[Stored items]
________________________
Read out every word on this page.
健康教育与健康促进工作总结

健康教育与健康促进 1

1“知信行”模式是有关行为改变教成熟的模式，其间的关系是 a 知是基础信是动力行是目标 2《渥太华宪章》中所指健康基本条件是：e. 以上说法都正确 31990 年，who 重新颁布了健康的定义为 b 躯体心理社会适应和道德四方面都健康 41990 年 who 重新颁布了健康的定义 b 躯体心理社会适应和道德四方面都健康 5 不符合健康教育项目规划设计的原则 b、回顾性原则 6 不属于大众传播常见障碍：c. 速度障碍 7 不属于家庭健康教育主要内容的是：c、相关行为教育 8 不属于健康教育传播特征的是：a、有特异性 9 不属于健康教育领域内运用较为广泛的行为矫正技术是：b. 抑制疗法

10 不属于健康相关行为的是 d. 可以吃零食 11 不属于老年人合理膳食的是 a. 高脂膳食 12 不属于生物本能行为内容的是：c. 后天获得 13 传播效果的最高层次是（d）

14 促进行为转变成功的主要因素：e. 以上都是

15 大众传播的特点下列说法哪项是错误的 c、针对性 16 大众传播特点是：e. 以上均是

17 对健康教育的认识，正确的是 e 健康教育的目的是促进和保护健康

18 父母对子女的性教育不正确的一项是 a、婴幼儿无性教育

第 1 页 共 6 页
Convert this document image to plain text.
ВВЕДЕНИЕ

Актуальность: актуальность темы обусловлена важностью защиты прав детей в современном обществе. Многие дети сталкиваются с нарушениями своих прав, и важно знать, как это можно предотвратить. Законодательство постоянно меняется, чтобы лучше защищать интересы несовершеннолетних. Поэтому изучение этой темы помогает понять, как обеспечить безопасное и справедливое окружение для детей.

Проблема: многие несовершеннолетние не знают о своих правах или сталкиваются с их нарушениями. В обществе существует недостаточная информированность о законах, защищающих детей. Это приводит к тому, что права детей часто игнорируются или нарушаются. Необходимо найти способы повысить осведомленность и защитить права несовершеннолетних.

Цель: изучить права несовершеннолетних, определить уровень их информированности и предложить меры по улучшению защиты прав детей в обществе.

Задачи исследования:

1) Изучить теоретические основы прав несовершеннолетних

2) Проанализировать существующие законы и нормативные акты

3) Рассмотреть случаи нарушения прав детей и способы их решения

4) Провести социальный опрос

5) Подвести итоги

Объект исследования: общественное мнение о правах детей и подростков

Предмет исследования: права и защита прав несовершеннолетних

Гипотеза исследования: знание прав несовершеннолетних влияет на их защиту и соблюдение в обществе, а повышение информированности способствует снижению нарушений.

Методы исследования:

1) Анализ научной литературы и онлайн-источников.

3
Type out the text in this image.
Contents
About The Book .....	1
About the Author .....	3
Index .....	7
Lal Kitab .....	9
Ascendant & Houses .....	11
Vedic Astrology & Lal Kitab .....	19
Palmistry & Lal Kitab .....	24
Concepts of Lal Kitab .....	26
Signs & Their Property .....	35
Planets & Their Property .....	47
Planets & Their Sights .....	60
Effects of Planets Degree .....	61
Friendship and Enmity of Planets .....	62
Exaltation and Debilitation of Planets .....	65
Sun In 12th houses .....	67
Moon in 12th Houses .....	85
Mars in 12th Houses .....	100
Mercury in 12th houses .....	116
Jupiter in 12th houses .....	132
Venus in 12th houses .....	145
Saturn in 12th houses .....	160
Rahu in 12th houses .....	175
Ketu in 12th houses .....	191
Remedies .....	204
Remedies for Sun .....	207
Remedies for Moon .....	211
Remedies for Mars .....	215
________________________
- The problem -
Copy only the stretch running from the line containing "Type out the text in this image." to the final line of the entries, both ends included, exactly as it stands.

- Task response -
Type out the text in this image.
Contents
About The Book .....	1
About the Author .....	3
Index .....	7
Lal Kitab .....	9
Ascendant & Houses .....	11
Vedic Astrology & Lal Kitab .....	19
Palmistry & Lal Kitab .....	24
Concepts of Lal Kitab .....	26
Signs & Their Property .....	35
Planets & Their Property .....	47
Planets & Their Sights .....	60
Effects of Planets Degree .....	61
Friendship and Enmity of Planets .....	62
Exaltation and Debilitation of Planets .....	65
Sun In 12th houses .....	67
Moon in 12th Houses .....	85
Mars in 12th Houses .....	100
Mercury in 12th houses .....	116
Jupiter in 12th houses .....	132
Venus in 12th houses .....	145
Saturn in 12th houses .....	160
Rahu in 12th houses .....	175
Ketu in 12th houses .....	191
Remedies .....	204
Remedies for Sun .....	207
Remedies for Moon .....	211
Remedies for Mars .....	215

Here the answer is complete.